**Set exercise:**
Reproduce the listing below exactly, minus its pictures.

**Dataset content:**
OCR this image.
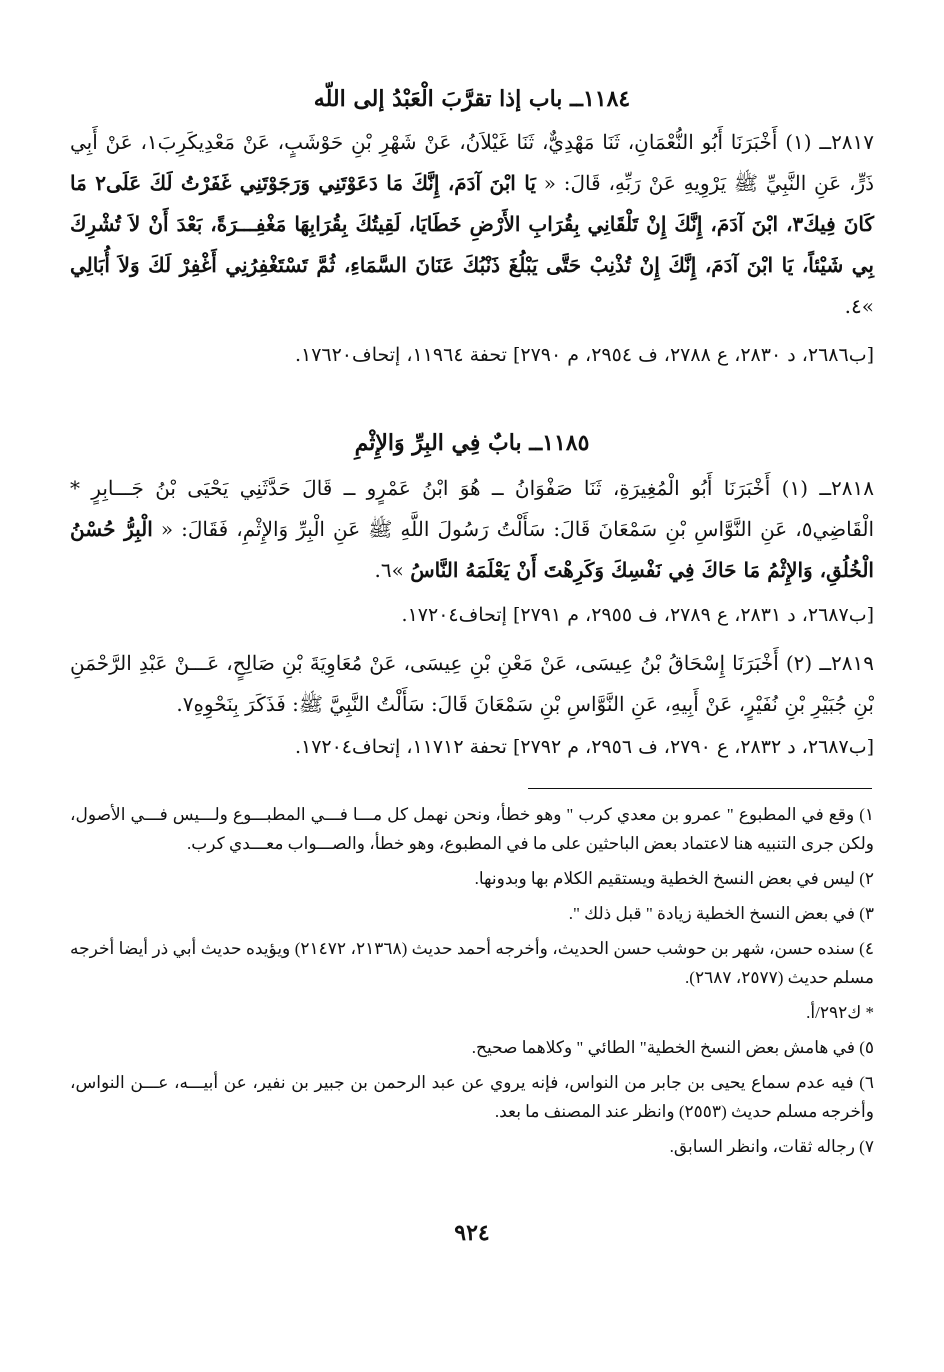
١١٨٤ــ باب إذا تقرَّبَ الْعَبْدُ إلى اللّه
٢٨١٧ــ (١) أَخْبَرَنَا أَبُو النُّعْمَانِ، ثَنَا مَهْدِيٌّ، ثَنَا غَيْلاَنُ، عَنْ شَهْرِ بْنِ حَوْشَبٍ، عَنْ مَعْدِيكَرِبَ١، عَنْ أَبِي ذَرٍّ، عَنِ النَّبِيِّ ﷺ يَرْوِيهِ عَنْ رَبِّهِ، قَالَ: « يَا ابْنَ آدَمَ، إِنَّكَ مَا دَعَوْتَنِي وَرَجَوْتَنِي غَفَرْتُ لَكَ عَلَى٢ مَا كَانَ فِيكَ٣، ابْنَ آدَمَ، إِنَّكَ إِنْ تَلْقَانِي بِقُرَابِ الأَرْضِ خَطَايَا، لَقِيتُكَ بِقُرَابِهَا مَغْفِـــرَةً، بَعْدَ أَنْ لاَ تُشْرِكَ بِي شَيْئاً، يَا ابْنَ آدَمَ، إِنَّكَ إِنْ تُذْنِبْ حَتَّى يَبْلُغَ ذَنْبُكَ عَنَانَ السَّمَاءِ، ثُمَّ تَسْتَغْفِرُنِي أَغْفِرْ لَكَ وَلاَ أُبَالِي »٤.
[ب٢٦٨٦، د ٢٨٣٠، ع ٢٧٨٨، ف ٢٩٥٤، م ٢٧٩٠] تحفة ١١٩٦٤، إتحاف١٧٦٢٠.
١١٨٥ــ بابٌ فِي البِرِّ وَالإِثْمِ
٢٨١٨ــ (١) أَخْبَرَنَا أَبُو الْمُغِيرَةِ، ثَنَا صَفْوَانُ ــ هُوَ ابْنُ عَمْرٍو ــ قَالَ حَدَّثَنِي يَحْيَى بْنُ جَـــابِرٍ * الْقَاضِي٥، عَنِ النَّوَّاسِ بْنِ سَمْعَانَ قَالَ: سَأَلْتُ رَسُولَ اللَّهِ ﷺ عَنِ الْبِرِّ وَالإِثْمِ، فَقَالَ: « الْبِرُّ حُسْنُ الْخُلُقِ، وَالإِثْمُ مَا حَاكَ فِي نَفْسِكَ وَكَرِهْتَ أَنْ يَعْلَمَهُ النَّاسُ »٦.
[ب٢٦٨٧، د ٢٨٣١، ع ٢٧٨٩، ف ٢٩٥٥، م ٢٧٩١] إتحاف١٧٢٠٤.
٢٨١٩ــ (٢) أَخْبَرَنَا إِسْحَاقُ بْنُ عِيسَى، عَنْ مَعْنِ بْنِ عِيسَى، عَنْ مُعَاوِيَةَ بْنِ صَالِحٍ، عَـــنْ عَبْدِ الرَّحْمَنِ بْنِ جُبَيْرِ بْنِ نُفَيْرٍ، عَنْ أَبِيهِ، عَنِ النَّوَّاسِ بْنِ سَمْعَانَ قَالَ: سَأَلْتُ النَّبِيَّ ﷺ: فَذَكَرَ بِنَحْوِهِ٧.
[ب٢٦٨٧، د ٢٨٣٢، ع ٢٧٩٠، ف ٢٩٥٦، م ٢٧٩٢] تحفة ١١٧١٢، إتحاف١٧٢٠٤.

١) وقع في المطبوع " عمرو بن معدي كرب " وهو خطأ، ونحن نهمل كل مـــا فـــي المطبـــوع ولـــيس فـــي الأصول، ولكن جرى التنبيه هنا لاعتماد بعض الباحثين على ما في المطبوع، وهو خطأ، والصـــواب معـــدي كرب.

٢) ليس في بعض النسخ الخطية ويستقيم الكلام بها وبدونها.

٣) في بعض النسخ الخطية زيادة " قبل ذلك ".

٤) سنده حسن، شهر بن حوشب حسن الحديث، وأخرجه أحمد حديث (٢١٣٦٨، ٢١٤٧٢) ويؤيده حديث أبي ذر أيضا أخرجه مسلم حديث (٢٥٧٧، ٢٦٨٧).

* ك٢٩٢/أ.

٥) في هامش بعض النسخ الخطية" الطائي " وكلاهما صحيح.

٦) فيه عدم سماع يحيى بن جابر من النواس، فإنه يروي عن عبد الرحمن بن جبير بن نفير، عن أبيـــه، عـــن النواس، وأخرجه مسلم حديث (٢٥٥٣) وانظر عند المصنف ما بعد.

٧) رجاله ثقات، وانظر السابق.

٩٢٤
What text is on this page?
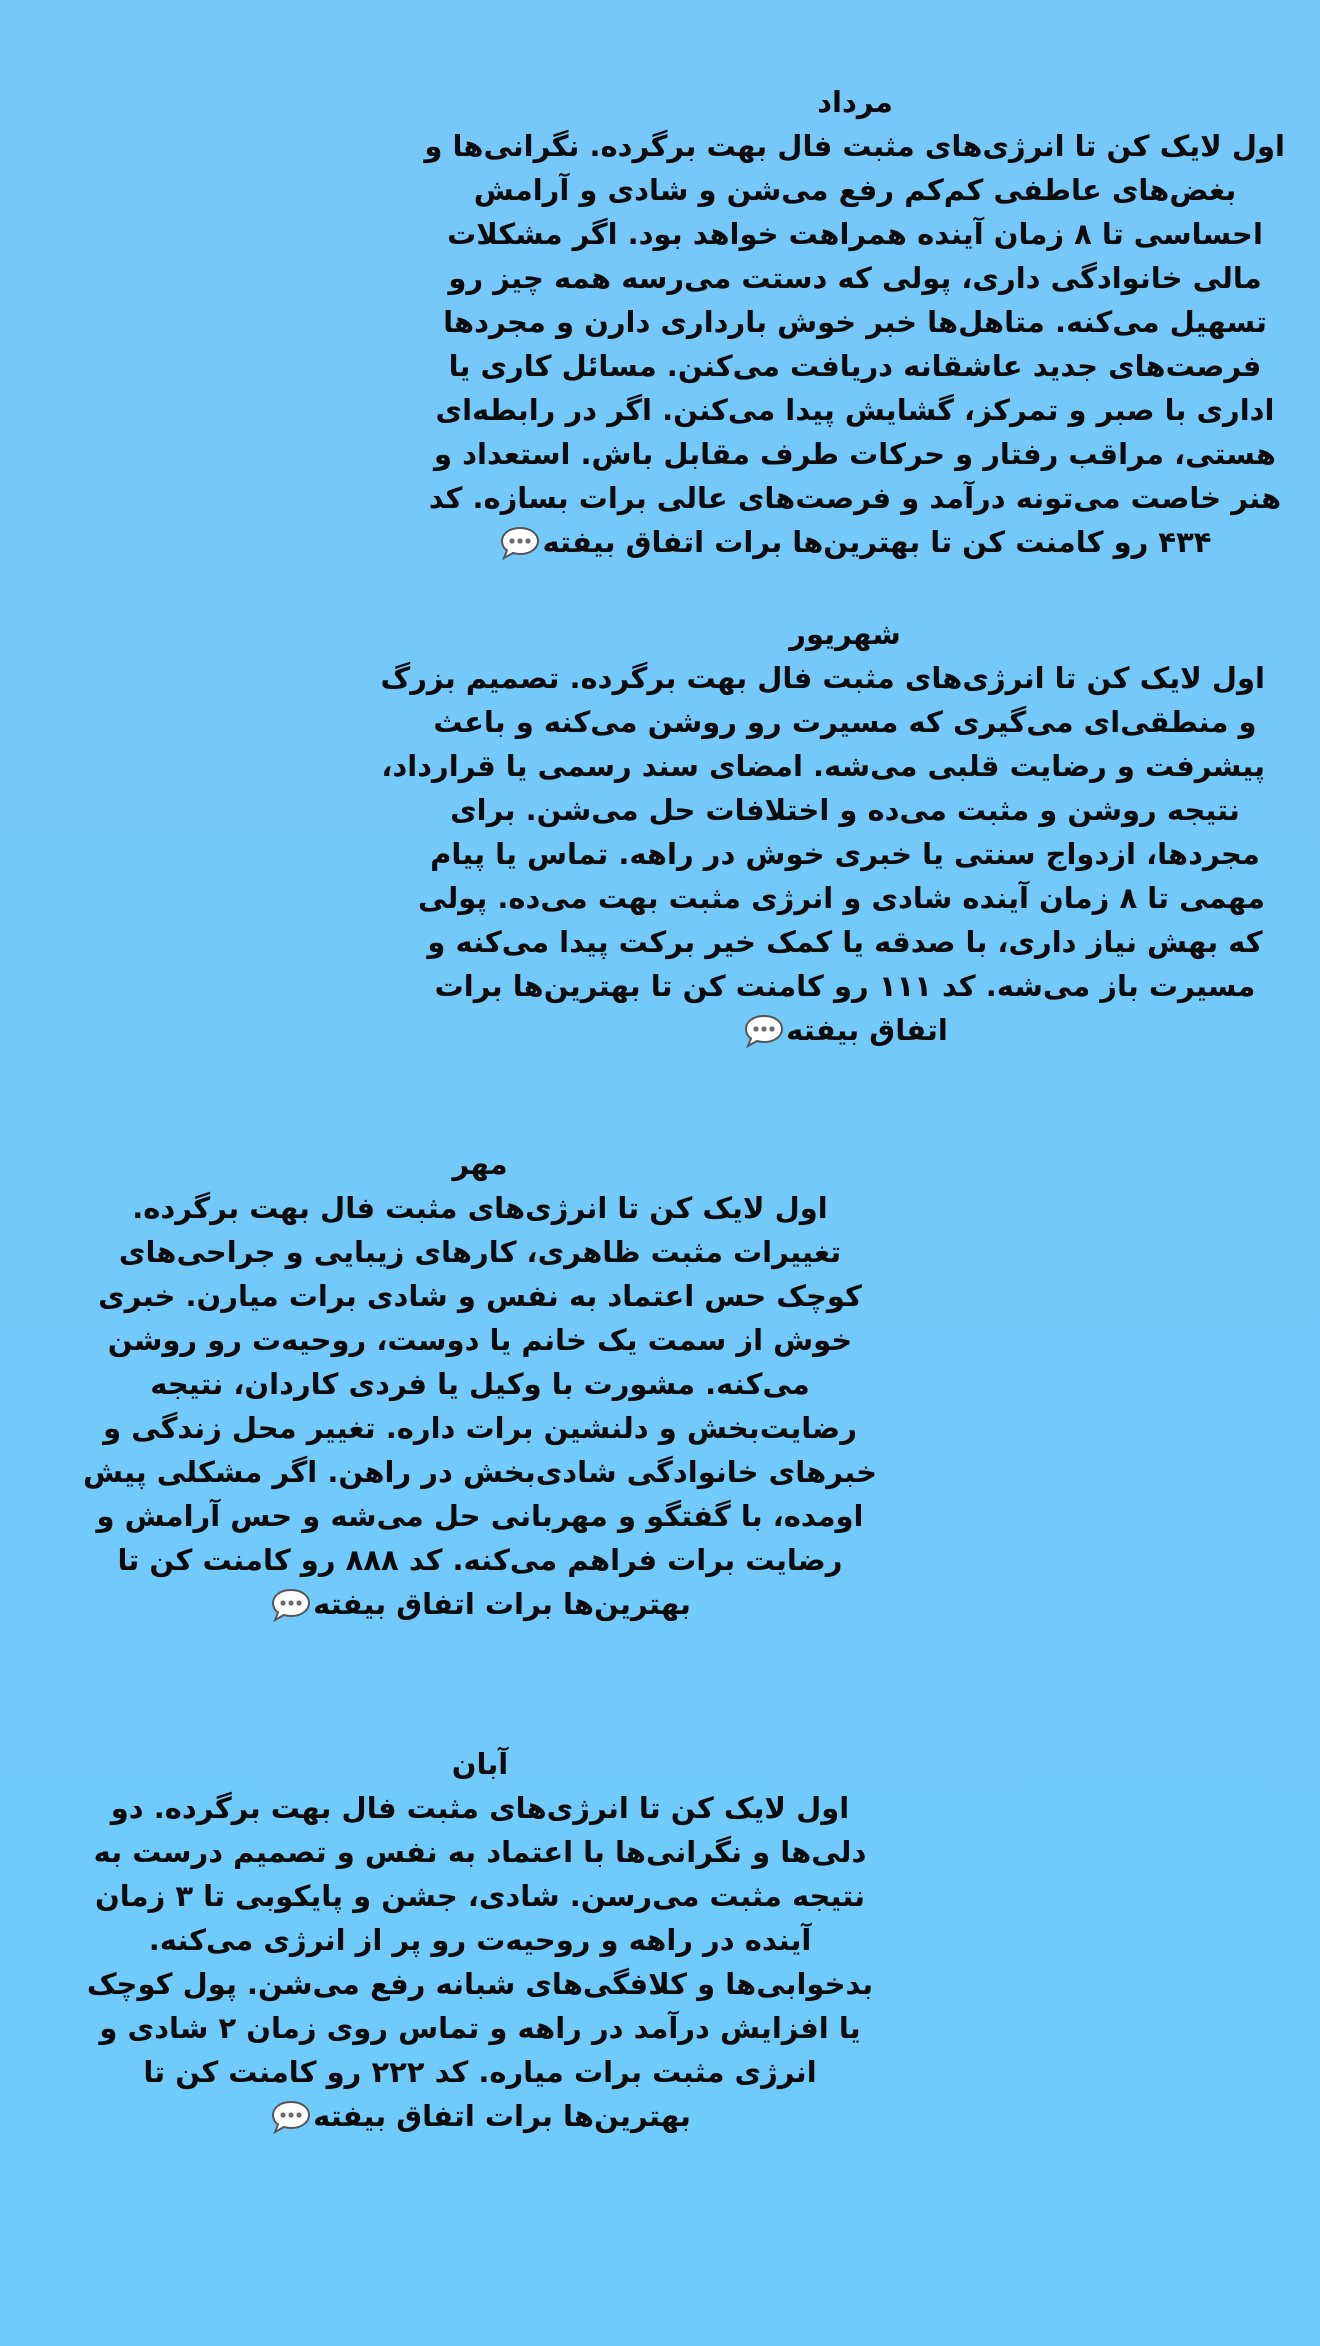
مرداد
اول لایک کن تا انرژی‌های مثبت فال بهت برگرده. نگرانی‌ها و
بغض‌های عاطفی کم‌کم رفع می‌شن و شادی و آرامش
احساسی تا ۸ زمان آینده همراهت خواهد بود. اگر مشکلات
مالی خانوادگی داری، پولی که دستت می‌رسه همه چیز رو
تسهیل می‌کنه. متاهل‌ها خبر خوش بارداری دارن و مجردها
فرصت‌های جدید عاشقانه دریافت می‌کنن. مسائل کاری یا
اداری با صبر و تمرکز، گشایش پیدا می‌کنن. اگر در رابطه‌ای
هستی، مراقب رفتار و حرکات طرف مقابل باش. استعداد و
هنر خاصت می‌تونه درآمد و فرصت‌های عالی برات بسازه. کد
۴۳۴ رو کامنت کن تا بهترین‌ها برات اتفاق بیفته
شهریور
اول لایک کن تا انرژی‌های مثبت فال بهت برگرده. تصمیم بزرگ
و منطقی‌ای می‌گیری که مسیرت رو روشن می‌کنه و باعث
پیشرفت و رضایت قلبی می‌شه. امضای سند رسمی یا قرارداد،
نتیجه روشن و مثبت می‌ده و اختلافات حل می‌شن. برای
مجردها، ازدواج سنتی یا خبری خوش در راهه. تماس یا پیام
مهمی تا ۸ زمان آینده شادی و انرژی مثبت بهت می‌ده. پولی
که بهش نیاز داری، با صدقه یا کمک خیر برکت پیدا می‌کنه و
مسیرت باز می‌شه. کد ۱۱۱ رو کامنت کن تا بهترین‌ها برات
اتفاق بیفته
مهر
اول لایک کن تا انرژی‌های مثبت فال بهت برگرده.
تغییرات مثبت ظاهری، کارهای زیبایی و جراحی‌های
کوچک حس اعتماد به نفس و شادی برات میارن. خبری
خوش از سمت یک خانم یا دوست، روحیه‌ت رو روشن
می‌کنه. مشورت با وکیل یا فردی کاردان، نتیجه
رضایت‌بخش و دلنشین برات داره. تغییر محل زندگی و
خبرهای خانوادگی شادی‌بخش در راهن. اگر مشکلی پیش
اومده، با گفتگو و مهربانی حل می‌شه و حس آرامش و
رضایت برات فراهم می‌کنه. کد ۸۸۸ رو کامنت کن تا
بهترین‌ها برات اتفاق بیفته
آبان
اول لایک کن تا انرژی‌های مثبت فال بهت برگرده. دو
دلی‌ها و نگرانی‌ها با اعتماد به نفس و تصمیم درست به
نتیجه مثبت می‌رسن. شادی، جشن و پایکوبی تا ۳ زمان
آینده در راهه و روحیه‌ت رو پر از انرژی می‌کنه.
بدخوابی‌ها و کلافگی‌های شبانه رفع می‌شن. پول کوچک
یا افزایش درآمد در راهه و تماس روی زمان ۲ شادی و
انرژی مثبت برات میاره. کد ۲۲۲ رو کامنت کن تا
بهترین‌ها برات اتفاق بیفته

**Full response:**
OCR this image.
١١٨٤ــ باب إذا تقرَّبَ الْعَبْدُ إلى اللّه
٢٨١٧ــ (١) أَخْبَرَنَا أَبُو النُّعْمَانِ، ثَنَا مَهْدِيٌّ، ثَنَا غَيْلاَنُ، عَنْ شَهْرِ بْنِ حَوْشَبٍ، عَنْ مَعْدِيكَرِبَ١، عَنْ أَبِي ذَرٍّ، عَنِ النَّبِيِّ ﷺ يَرْوِيهِ عَنْ رَبِّهِ، قَالَ: « يَا ابْنَ آدَمَ، إِنَّكَ مَا دَعَوْتَنِي وَرَجَوْتَنِي غَفَرْتُ لَكَ عَلَى٢ مَا كَانَ فِيكَ٣، ابْنَ آدَمَ، إِنَّكَ إِنْ تَلْقَانِي بِقُرَابِ الأَرْضِ خَطَايَا، لَقِيتُكَ بِقُرَابِهَا مَغْفِـــرَةً، بَعْدَ أَنْ لاَ تُشْرِكَ بِي شَيْئاً، يَا ابْنَ آدَمَ، إِنَّكَ إِنْ تُذْنِبْ حَتَّى يَبْلُغَ ذَنْبُكَ عَنَانَ السَّمَاءِ، ثُمَّ تَسْتَغْفِرُنِي أَغْفِرْ لَكَ وَلاَ أُبَالِي »٤.
[ب٢٦٨٦، د ٢٨٣٠، ع ٢٧٨٨، ف ٢٩٥٤، م ٢٧٩٠] تحفة ١١٩٦٤، إتحاف١٧٦٢٠.
١١٨٥ــ بابٌ فِي البِرِّ وَالإِثْمِ
٢٨١٨ــ (١) أَخْبَرَنَا أَبُو الْمُغِيرَةِ، ثَنَا صَفْوَانُ ــ هُوَ ابْنُ عَمْرٍو ــ قَالَ حَدَّثَنِي يَحْيَى بْنُ جَـــابِرٍ * الْقَاضِي٥، عَنِ النَّوَّاسِ بْنِ سَمْعَانَ قَالَ: سَأَلْتُ رَسُولَ اللَّهِ ﷺ عَنِ الْبِرِّ وَالإِثْمِ، فَقَالَ: « الْبِرُّ حُسْنُ الْخُلُقِ، وَالإِثْمُ مَا حَاكَ فِي نَفْسِكَ وَكَرِهْتَ أَنْ يَعْلَمَهُ النَّاسُ »٦.
[ب٢٦٨٧، د ٢٨٣١، ع ٢٧٨٩، ف ٢٩٥٥، م ٢٧٩١] إتحاف١٧٢٠٤.
٢٨١٩ــ (٢) أَخْبَرَنَا إِسْحَاقُ بْنُ عِيسَى، عَنْ مَعْنِ بْنِ عِيسَى، عَنْ مُعَاوِيَةَ بْنِ صَالِحٍ، عَـــنْ عَبْدِ الرَّحْمَنِ بْنِ جُبَيْرِ بْنِ نُفَيْرٍ، عَنْ أَبِيهِ، عَنِ النَّوَّاسِ بْنِ سَمْعَانَ قَالَ: سَأَلْتُ النَّبِيَّ ﷺ: فَذَكَرَ بِنَحْوِهِ٧.
[ب٢٦٨٧، د ٢٨٣٢، ع ٢٧٩٠، ف ٢٩٥٦، م ٢٧٩٢] تحفة ١١٧١٢، إتحاف١٧٢٠٤.

١) وقع في المطبوع " عمرو بن معدي كرب " وهو خطأ، ونحن نهمل كل مـــا فـــي المطبـــوع ولـــيس فـــي الأصول، ولكن جرى التنبيه هنا لاعتماد بعض الباحثين على ما في المطبوع، وهو خطأ، والصـــواب معـــدي كرب.

٢) ليس في بعض النسخ الخطية ويستقيم الكلام بها وبدونها.

٣) في بعض النسخ الخطية زيادة " قبل ذلك ".

٤) سنده حسن، شهر بن حوشب حسن الحديث، وأخرجه أحمد حديث (٢١٣٦٨، ٢١٤٧٢) ويؤيده حديث أبي ذر أيضا أخرجه مسلم حديث (٢٥٧٧، ٢٦٨٧).

* ك٢٩٢/أ.

٥) في هامش بعض النسخ الخطية" الطائي " وكلاهما صحيح.

٦) فيه عدم سماع يحيى بن جابر من النواس، فإنه يروي عن عبد الرحمن بن جبير بن نفير، عن أبيـــه، عـــن النواس، وأخرجه مسلم حديث (٢٥٥٣) وانظر عند المصنف ما بعد.

٧) رجاله ثقات، وانظر السابق.

٩٢٤
What text is on this page?
مرداد
اول لایک کن تا انرژی‌های مثبت فال بهت برگرده. نگرانی‌ها و
بغض‌های عاطفی کم‌کم رفع می‌شن و شادی و آرامش
احساسی تا ۸ زمان آینده همراهت خواهد بود. اگر مشکلات
مالی خانوادگی داری، پولی که دستت می‌رسه همه چیز رو
تسهیل می‌کنه. متاهل‌ها خبر خوش بارداری دارن و مجردها
فرصت‌های جدید عاشقانه دریافت می‌کنن. مسائل کاری یا
اداری با صبر و تمرکز، گشایش پیدا می‌کنن. اگر در رابطه‌ای
هستی، مراقب رفتار و حرکات طرف مقابل باش. استعداد و
هنر خاصت می‌تونه درآمد و فرصت‌های عالی برات بسازه. کد
۴۳۴ رو کامنت کن تا بهترین‌ها برات اتفاق بیفته
شهریور
اول لایک کن تا انرژی‌های مثبت فال بهت برگرده. تصمیم بزرگ
و منطقی‌ای می‌گیری که مسیرت رو روشن می‌کنه و باعث
پیشرفت و رضایت قلبی می‌شه. امضای سند رسمی یا قرارداد،
نتیجه روشن و مثبت می‌ده و اختلافات حل می‌شن. برای
مجردها، ازدواج سنتی یا خبری خوش در راهه. تماس یا پیام
مهمی تا ۸ زمان آینده شادی و انرژی مثبت بهت می‌ده. پولی
که بهش نیاز داری، با صدقه یا کمک خیر برکت پیدا می‌کنه و
مسیرت باز می‌شه. کد ۱۱۱ رو کامنت کن تا بهترین‌ها برات
اتفاق بیفته
مهر
اول لایک کن تا انرژی‌های مثبت فال بهت برگرده.
تغییرات مثبت ظاهری، کارهای زیبایی و جراحی‌های
کوچک حس اعتماد به نفس و شادی برات میارن. خبری
خوش از سمت یک خانم یا دوست، روحیه‌ت رو روشن
می‌کنه. مشورت با وکیل یا فردی کاردان، نتیجه
رضایت‌بخش و دلنشین برات داره. تغییر محل زندگی و
خبرهای خانوادگی شادی‌بخش در راهن. اگر مشکلی پیش
اومده، با گفتگو و مهربانی حل می‌شه و حس آرامش و
رضایت برات فراهم می‌کنه. کد ۸۸۸ رو کامنت کن تا
بهترین‌ها برات اتفاق بیفته
آبان
اول لایک کن تا انرژی‌های مثبت فال بهت برگرده. دو
دلی‌ها و نگرانی‌ها با اعتماد به نفس و تصمیم درست به
نتیجه مثبت می‌رسن. شادی، جشن و پایکوبی تا ۳ زمان
آینده در راهه و روحیه‌ت رو پر از انرژی می‌کنه.
بدخوابی‌ها و کلافگی‌های شبانه رفع می‌شن. پول کوچک
یا افزایش درآمد در راهه و تماس روی زمان ۲ شادی و
انرژی مثبت برات میاره. کد ۲۲۲ رو کامنت کن تا
بهترین‌ها برات اتفاق بیفته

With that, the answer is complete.